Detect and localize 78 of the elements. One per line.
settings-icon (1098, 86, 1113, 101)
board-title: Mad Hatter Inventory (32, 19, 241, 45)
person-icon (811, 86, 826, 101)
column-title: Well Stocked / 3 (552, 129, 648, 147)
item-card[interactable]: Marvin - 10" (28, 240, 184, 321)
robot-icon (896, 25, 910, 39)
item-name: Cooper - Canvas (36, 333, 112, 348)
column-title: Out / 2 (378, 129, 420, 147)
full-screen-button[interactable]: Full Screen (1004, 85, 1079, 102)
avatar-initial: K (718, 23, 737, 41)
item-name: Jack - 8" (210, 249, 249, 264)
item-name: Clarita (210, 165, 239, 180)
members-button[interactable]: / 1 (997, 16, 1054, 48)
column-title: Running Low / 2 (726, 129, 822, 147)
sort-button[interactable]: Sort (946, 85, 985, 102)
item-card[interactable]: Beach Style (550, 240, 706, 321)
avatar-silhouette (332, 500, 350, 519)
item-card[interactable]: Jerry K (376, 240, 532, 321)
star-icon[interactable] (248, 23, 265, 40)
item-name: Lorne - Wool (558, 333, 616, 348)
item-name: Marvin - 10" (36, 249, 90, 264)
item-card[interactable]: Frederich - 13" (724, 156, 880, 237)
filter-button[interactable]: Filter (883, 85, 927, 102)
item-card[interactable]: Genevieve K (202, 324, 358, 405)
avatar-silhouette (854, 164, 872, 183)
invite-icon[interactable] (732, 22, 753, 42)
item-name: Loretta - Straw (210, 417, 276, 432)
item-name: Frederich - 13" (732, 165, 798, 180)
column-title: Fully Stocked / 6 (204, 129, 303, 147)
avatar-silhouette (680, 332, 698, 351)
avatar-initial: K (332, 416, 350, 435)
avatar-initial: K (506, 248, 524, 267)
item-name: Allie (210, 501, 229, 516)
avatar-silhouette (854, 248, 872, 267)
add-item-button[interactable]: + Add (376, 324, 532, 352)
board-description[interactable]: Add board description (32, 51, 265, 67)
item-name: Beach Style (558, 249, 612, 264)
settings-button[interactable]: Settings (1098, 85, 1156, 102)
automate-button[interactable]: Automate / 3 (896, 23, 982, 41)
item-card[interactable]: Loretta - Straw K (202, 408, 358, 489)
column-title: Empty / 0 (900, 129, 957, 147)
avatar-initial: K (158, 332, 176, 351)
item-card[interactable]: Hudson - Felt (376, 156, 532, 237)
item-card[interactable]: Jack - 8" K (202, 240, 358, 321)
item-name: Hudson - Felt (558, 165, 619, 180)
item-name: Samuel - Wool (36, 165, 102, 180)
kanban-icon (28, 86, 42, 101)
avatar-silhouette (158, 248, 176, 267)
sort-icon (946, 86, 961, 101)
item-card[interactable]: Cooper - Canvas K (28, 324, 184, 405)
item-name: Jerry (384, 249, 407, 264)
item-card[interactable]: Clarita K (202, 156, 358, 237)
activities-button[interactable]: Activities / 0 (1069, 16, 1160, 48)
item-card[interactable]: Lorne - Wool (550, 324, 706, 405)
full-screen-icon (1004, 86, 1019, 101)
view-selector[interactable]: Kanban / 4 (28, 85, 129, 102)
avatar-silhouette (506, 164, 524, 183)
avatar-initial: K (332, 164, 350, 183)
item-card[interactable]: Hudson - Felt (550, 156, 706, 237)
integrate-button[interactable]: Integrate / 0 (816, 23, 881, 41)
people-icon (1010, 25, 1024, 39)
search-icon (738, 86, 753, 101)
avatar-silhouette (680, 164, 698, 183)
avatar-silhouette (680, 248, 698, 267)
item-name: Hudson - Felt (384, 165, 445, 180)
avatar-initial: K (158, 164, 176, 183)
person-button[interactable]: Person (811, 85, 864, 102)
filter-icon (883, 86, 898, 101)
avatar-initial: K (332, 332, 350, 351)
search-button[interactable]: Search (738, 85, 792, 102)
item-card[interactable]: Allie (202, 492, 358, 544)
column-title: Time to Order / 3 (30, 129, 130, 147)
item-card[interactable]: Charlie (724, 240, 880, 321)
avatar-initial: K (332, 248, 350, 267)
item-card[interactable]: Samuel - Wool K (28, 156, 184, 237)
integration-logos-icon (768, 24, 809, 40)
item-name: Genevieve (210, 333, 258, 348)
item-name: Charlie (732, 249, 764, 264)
+===+
__Set task__:
Count how many lines in the records contain the string "Straw". Reply with the number alone.

__Reply to the exercise__:
2